→ Exercise brief
Quote all of the data exactly as given. Skip every picture it contains.

---+---

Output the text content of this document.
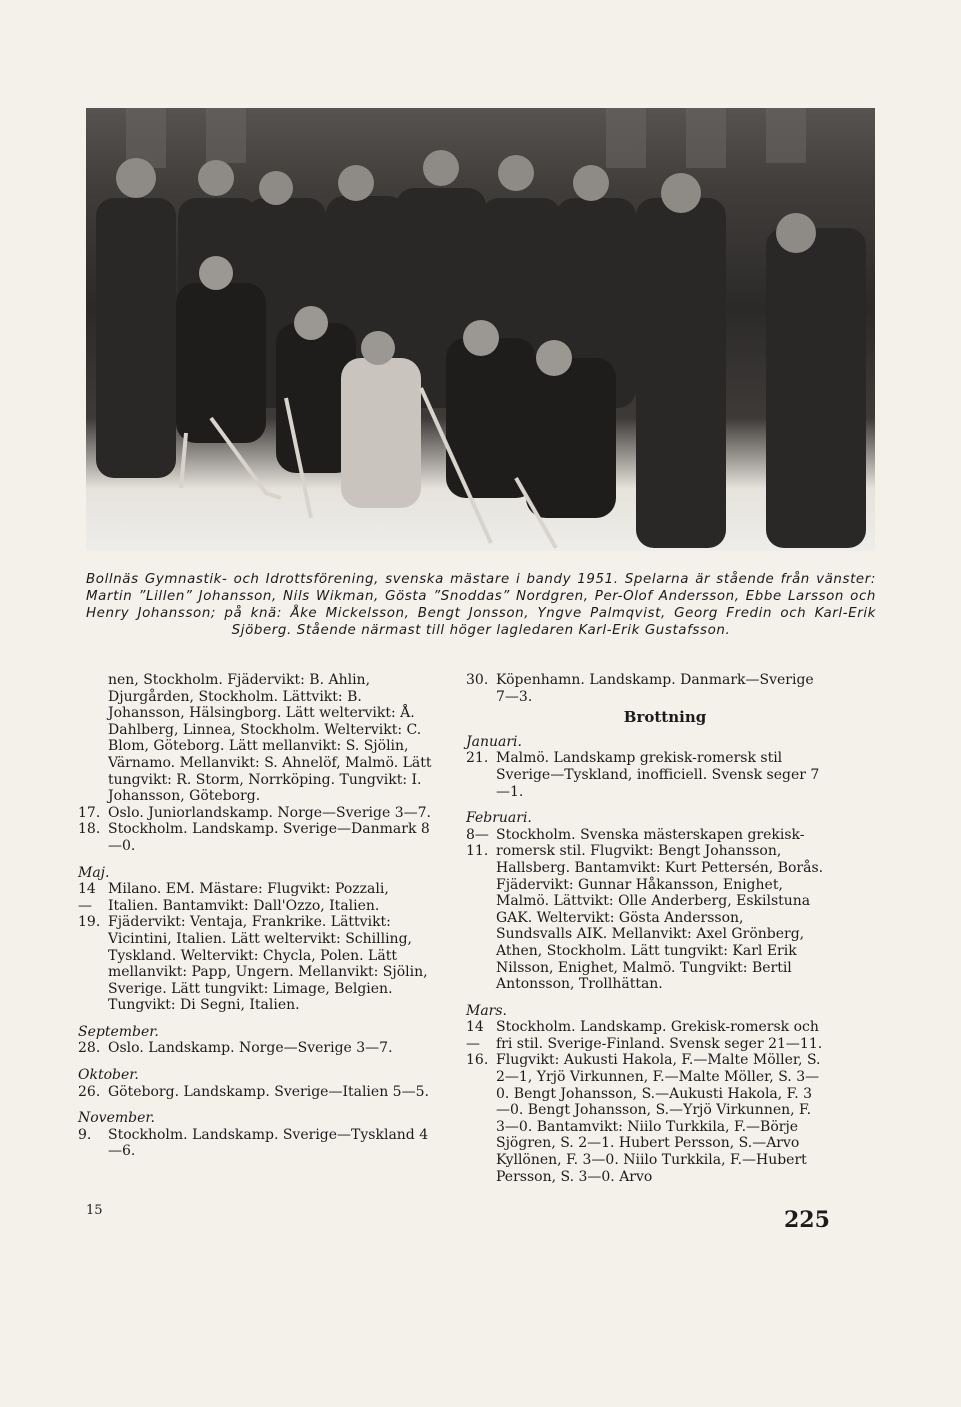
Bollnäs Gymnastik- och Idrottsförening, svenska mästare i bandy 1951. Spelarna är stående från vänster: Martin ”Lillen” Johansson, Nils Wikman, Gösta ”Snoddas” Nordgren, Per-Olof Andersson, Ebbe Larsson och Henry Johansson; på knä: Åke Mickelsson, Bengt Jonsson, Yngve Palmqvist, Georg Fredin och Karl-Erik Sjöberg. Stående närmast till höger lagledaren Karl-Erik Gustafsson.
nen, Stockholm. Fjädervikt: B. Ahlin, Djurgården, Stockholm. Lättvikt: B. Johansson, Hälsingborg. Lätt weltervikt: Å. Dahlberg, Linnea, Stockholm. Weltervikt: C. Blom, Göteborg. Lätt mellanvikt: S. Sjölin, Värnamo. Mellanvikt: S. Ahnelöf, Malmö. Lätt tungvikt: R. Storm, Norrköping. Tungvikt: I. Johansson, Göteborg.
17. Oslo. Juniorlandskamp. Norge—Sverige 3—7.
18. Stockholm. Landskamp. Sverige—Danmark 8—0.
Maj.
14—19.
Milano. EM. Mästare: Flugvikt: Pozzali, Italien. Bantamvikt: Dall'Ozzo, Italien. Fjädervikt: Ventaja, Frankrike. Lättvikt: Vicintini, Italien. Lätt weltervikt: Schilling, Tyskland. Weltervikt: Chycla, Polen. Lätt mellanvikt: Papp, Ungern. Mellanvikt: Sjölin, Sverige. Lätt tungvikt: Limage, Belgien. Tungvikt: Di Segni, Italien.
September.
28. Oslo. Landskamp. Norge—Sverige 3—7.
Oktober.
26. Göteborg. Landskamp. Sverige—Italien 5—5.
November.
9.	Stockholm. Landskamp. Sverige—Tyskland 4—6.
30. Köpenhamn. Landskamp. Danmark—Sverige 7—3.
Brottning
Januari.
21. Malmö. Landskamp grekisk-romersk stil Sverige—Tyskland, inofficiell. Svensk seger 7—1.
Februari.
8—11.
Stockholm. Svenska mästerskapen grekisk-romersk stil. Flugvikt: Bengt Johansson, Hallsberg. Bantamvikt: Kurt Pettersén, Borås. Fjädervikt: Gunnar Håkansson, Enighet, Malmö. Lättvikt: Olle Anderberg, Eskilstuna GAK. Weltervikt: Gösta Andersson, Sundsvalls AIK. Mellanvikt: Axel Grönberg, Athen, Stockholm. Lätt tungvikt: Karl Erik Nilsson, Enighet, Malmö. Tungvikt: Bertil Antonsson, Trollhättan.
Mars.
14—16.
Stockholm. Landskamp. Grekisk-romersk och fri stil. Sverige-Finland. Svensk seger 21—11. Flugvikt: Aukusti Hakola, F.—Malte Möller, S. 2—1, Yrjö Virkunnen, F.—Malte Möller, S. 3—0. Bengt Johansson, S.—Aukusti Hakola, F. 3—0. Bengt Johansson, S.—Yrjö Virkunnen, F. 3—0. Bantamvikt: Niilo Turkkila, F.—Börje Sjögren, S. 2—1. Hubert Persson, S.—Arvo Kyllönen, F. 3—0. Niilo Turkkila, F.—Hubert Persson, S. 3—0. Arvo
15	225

---+---

→ Task response
Output the text content of this document.
Bollnäs Gymnastik- och Idrottsförening, svenska mästare i bandy 1951. Spelarna är stående från vänster: Martin ”Lillen” Johansson, Nils Wikman, Gösta ”Snoddas” Nordgren, Per-Olof Andersson, Ebbe Larsson och Henry Johansson; på knä: Åke Mickelsson, Bengt Jonsson, Yngve Palmqvist, Georg Fredin och Karl-Erik Sjöberg. Stående närmast till höger lagledaren Karl-Erik Gustafsson.
nen, Stockholm. Fjädervikt: B. Ahlin, Djurgården, Stockholm. Lättvikt: B. Johansson, Hälsingborg. Lätt weltervikt: Å. Dahlberg, Linnea, Stockholm. Weltervikt: C. Blom, Göteborg. Lätt mellanvikt: S. Sjölin, Värnamo. Mellanvikt: S. Ahnelöf, Malmö. Lätt tungvikt: R. Storm, Norrköping. Tungvikt: I. Johansson, Göteborg.
17. Oslo. Juniorlandskamp. Norge—Sverige 3—7.
18. Stockholm. Landskamp. Sverige—Danmark 8—0.
Maj.
14—19.
Milano. EM. Mästare: Flugvikt: Pozzali, Italien. Bantamvikt: Dall'Ozzo, Italien. Fjädervikt: Ventaja, Frankrike. Lättvikt: Vicintini, Italien. Lätt weltervikt: Schilling, Tyskland. Weltervikt: Chycla, Polen. Lätt mellanvikt: Papp, Ungern. Mellanvikt: Sjölin, Sverige. Lätt tungvikt: Limage, Belgien. Tungvikt: Di Segni, Italien.
September.
28. Oslo. Landskamp. Norge—Sverige 3—7.
Oktober.
26. Göteborg. Landskamp. Sverige—Italien 5—5.
November.
9.	Stockholm. Landskamp. Sverige—Tyskland 4—6.
30. Köpenhamn. Landskamp. Danmark—Sverige 7—3.
Brottning
Januari.
21. Malmö. Landskamp grekisk-romersk stil Sverige—Tyskland, inofficiell. Svensk seger 7—1.
Februari.
8—11.
Stockholm. Svenska mästerskapen grekisk-romersk stil. Flugvikt: Bengt Johansson, Hallsberg. Bantamvikt: Kurt Pettersén, Borås. Fjädervikt: Gunnar Håkansson, Enighet, Malmö. Lättvikt: Olle Anderberg, Eskilstuna GAK. Weltervikt: Gösta Andersson, Sundsvalls AIK. Mellanvikt: Axel Grönberg, Athen, Stockholm. Lätt tungvikt: Karl Erik Nilsson, Enighet, Malmö. Tungvikt: Bertil Antonsson, Trollhättan.
Mars.
14—16.
Stockholm. Landskamp. Grekisk-romersk och fri stil. Sverige-Finland. Svensk seger 21—11. Flugvikt: Aukusti Hakola, F.—Malte Möller, S. 2—1, Yrjö Virkunnen, F.—Malte Möller, S. 3—0. Bengt Johansson, S.—Aukusti Hakola, F. 3—0. Bengt Johansson, S.—Yrjö Virkunnen, F. 3—0. Bantamvikt: Niilo Turkkila, F.—Börje Sjögren, S. 2—1. Hubert Persson, S.—Arvo Kyllönen, F. 3—0. Niilo Turkkila, F.—Hubert Persson, S. 3—0. Arvo
15	225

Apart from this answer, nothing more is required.